### PROBLEM TO WORK ON
Pictures aside, repeat every entry exactly.

-.-.-

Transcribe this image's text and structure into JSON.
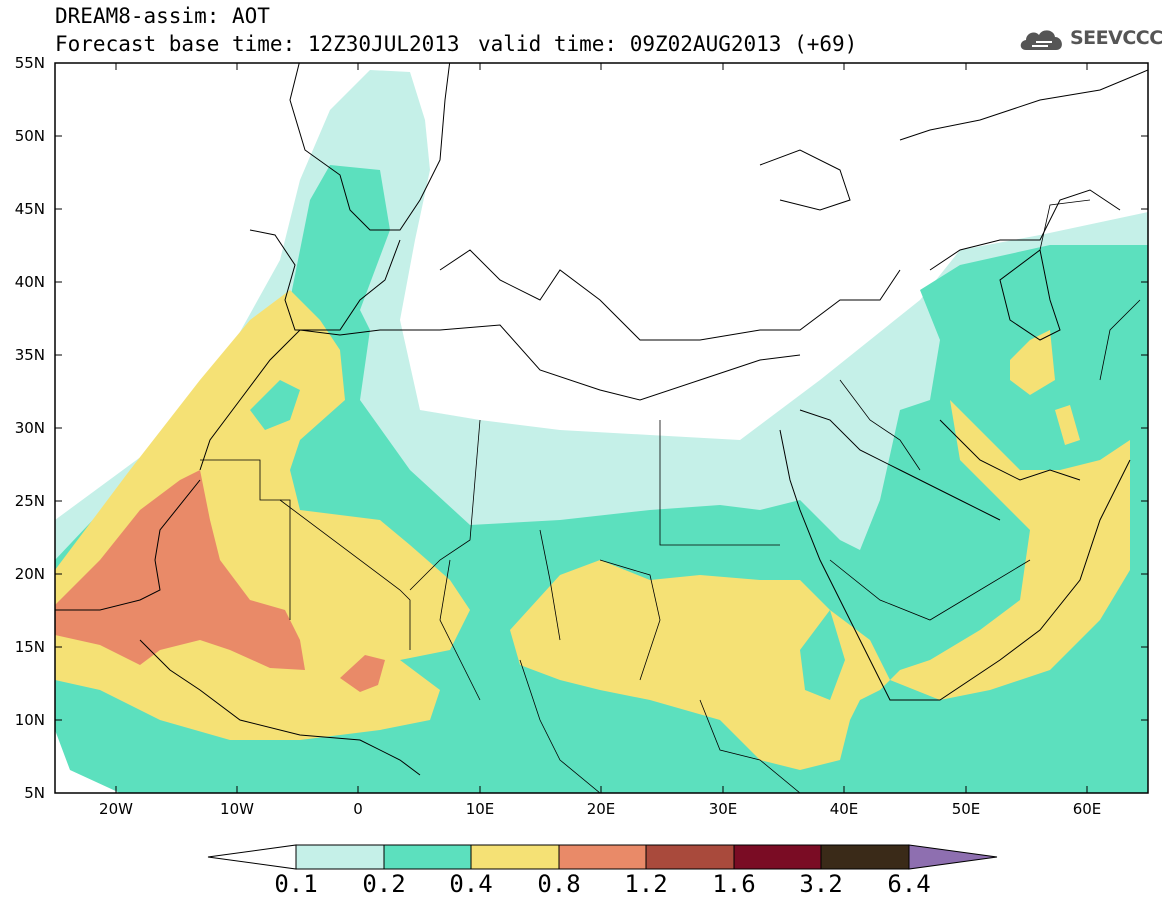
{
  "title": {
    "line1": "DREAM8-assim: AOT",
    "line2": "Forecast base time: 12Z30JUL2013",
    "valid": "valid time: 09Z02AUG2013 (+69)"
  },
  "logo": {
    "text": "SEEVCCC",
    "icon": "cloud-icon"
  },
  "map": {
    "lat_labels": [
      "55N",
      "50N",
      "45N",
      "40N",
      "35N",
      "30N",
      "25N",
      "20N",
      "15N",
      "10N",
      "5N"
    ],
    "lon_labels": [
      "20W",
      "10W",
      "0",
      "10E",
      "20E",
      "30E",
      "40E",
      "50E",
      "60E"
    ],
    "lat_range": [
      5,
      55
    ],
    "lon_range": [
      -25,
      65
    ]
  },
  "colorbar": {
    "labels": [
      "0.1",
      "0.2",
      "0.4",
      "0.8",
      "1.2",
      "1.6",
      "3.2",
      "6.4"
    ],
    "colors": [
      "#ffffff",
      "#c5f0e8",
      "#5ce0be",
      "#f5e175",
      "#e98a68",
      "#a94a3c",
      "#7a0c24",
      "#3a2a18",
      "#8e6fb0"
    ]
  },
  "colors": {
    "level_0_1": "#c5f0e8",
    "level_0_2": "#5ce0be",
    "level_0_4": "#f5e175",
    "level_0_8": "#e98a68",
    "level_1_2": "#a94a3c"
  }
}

-.-.-

### TASK OUTPUT
Transcribe this image's text and structure into JSON.
{
  "title": {
    "line1": "DREAM8-assim: AOT",
    "line2": "Forecast base time: 12Z30JUL2013",
    "valid": "valid time: 09Z02AUG2013 (+69)"
  },
  "logo": {
    "text": "SEEVCCC",
    "icon": "cloud-icon"
  },
  "map": {
    "lat_labels": [
      "55N",
      "50N",
      "45N",
      "40N",
      "35N",
      "30N",
      "25N",
      "20N",
      "15N",
      "10N",
      "5N"
    ],
    "lon_labels": [
      "20W",
      "10W",
      "0",
      "10E",
      "20E",
      "30E",
      "40E",
      "50E",
      "60E"
    ],
    "lat_range": [
      5,
      55
    ],
    "lon_range": [
      -25,
      65
    ]
  },
  "colorbar": {
    "labels": [
      "0.1",
      "0.2",
      "0.4",
      "0.8",
      "1.2",
      "1.6",
      "3.2",
      "6.4"
    ],
    "colors": [
      "#ffffff",
      "#c5f0e8",
      "#5ce0be",
      "#f5e175",
      "#e98a68",
      "#a94a3c",
      "#7a0c24",
      "#3a2a18",
      "#8e6fb0"
    ]
  },
  "colors": {
    "level_0_1": "#c5f0e8",
    "level_0_2": "#5ce0be",
    "level_0_4": "#f5e175",
    "level_0_8": "#e98a68",
    "level_1_2": "#a94a3c"
  }
}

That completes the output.